BEGIN Supplied information

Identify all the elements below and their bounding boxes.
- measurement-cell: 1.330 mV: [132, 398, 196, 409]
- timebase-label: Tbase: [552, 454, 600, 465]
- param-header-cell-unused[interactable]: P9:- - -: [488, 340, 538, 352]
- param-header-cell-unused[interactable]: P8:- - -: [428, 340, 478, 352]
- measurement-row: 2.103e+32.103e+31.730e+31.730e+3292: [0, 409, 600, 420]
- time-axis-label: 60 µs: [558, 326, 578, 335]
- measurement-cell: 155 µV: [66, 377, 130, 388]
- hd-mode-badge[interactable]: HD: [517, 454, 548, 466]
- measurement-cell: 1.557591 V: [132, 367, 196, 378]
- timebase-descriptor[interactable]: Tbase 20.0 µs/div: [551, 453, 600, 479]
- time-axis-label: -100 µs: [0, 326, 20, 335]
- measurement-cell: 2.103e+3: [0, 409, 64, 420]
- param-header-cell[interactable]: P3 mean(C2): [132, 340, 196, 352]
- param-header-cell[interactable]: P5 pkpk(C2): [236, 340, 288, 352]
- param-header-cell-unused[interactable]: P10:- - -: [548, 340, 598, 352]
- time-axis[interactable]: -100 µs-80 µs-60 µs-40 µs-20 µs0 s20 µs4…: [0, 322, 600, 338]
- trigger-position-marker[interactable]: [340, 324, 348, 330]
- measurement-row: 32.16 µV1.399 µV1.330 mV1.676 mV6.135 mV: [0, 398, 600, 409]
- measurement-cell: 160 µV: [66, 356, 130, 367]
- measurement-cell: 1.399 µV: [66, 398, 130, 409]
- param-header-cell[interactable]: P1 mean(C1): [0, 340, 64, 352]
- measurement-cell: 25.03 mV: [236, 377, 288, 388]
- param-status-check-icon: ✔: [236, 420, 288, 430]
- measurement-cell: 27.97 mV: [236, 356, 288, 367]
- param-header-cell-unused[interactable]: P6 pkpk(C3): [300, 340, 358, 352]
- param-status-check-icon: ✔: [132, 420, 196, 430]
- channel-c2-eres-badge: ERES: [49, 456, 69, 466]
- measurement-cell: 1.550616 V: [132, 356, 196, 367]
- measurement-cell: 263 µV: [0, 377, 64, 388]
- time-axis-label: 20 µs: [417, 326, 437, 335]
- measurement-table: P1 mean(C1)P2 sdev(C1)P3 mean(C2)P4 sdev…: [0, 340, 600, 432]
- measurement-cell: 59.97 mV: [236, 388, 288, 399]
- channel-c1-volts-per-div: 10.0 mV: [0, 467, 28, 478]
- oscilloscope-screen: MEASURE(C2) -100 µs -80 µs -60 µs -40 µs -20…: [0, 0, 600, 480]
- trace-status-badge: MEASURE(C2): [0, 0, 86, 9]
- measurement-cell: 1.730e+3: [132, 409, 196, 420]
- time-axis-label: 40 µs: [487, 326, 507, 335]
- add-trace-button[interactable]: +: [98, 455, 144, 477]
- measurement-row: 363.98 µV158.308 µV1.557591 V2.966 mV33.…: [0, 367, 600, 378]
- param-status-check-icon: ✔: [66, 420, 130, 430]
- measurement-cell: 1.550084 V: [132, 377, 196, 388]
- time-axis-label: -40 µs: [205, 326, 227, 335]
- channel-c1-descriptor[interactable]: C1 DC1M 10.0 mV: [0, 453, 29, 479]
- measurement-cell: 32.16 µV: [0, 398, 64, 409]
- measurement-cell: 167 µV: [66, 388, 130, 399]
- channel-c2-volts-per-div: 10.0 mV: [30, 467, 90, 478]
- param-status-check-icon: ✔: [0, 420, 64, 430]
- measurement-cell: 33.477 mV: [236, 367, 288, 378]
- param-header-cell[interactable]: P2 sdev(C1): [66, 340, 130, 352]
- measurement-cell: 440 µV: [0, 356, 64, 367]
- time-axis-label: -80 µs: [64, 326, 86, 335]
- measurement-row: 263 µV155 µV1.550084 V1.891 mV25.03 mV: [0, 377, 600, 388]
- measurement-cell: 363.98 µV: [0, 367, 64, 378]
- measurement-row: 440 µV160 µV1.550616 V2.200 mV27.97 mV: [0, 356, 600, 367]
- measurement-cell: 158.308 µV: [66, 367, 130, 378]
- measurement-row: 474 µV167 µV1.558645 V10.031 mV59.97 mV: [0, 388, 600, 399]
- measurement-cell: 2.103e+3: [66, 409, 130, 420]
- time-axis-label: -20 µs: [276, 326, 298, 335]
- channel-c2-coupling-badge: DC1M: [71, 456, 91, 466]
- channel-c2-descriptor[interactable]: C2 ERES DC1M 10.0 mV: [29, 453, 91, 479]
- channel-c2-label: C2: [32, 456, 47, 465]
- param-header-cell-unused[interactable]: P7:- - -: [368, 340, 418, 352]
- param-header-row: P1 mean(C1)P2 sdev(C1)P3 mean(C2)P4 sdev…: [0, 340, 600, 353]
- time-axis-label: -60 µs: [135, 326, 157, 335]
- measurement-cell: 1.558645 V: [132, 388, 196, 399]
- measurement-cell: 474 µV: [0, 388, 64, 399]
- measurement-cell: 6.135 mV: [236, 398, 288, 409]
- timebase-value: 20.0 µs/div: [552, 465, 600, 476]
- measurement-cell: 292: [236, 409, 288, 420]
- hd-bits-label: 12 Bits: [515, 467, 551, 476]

END Supplied information

▶ What the exercise asks
Please reproduce the records starting at the first line and ending at the line that contains "- measurement-cell: 1.557591", swapping "param-header-cell-unused" for "param-header-cell-empty" and leaving everything else untouched.

▶ The answer
Identify all the elements below and their bounding boxes.
- measurement-cell: 1.330 mV: [132, 398, 196, 409]
- timebase-label: Tbase: [552, 454, 600, 465]
- param-header-cell-empty[interactable]: P9:- - -: [488, 340, 538, 352]
- param-header-cell-empty[interactable]: P8:- - -: [428, 340, 478, 352]
- measurement-row: 2.103e+32.103e+31.730e+31.730e+3292: [0, 409, 600, 420]
- time-axis-label: 60 µs: [558, 326, 578, 335]
- measurement-cell: 155 µV: [66, 377, 130, 388]
- hd-mode-badge[interactable]: HD: [517, 454, 548, 466]
- measurement-cell: 1.557591 V: [132, 367, 196, 378]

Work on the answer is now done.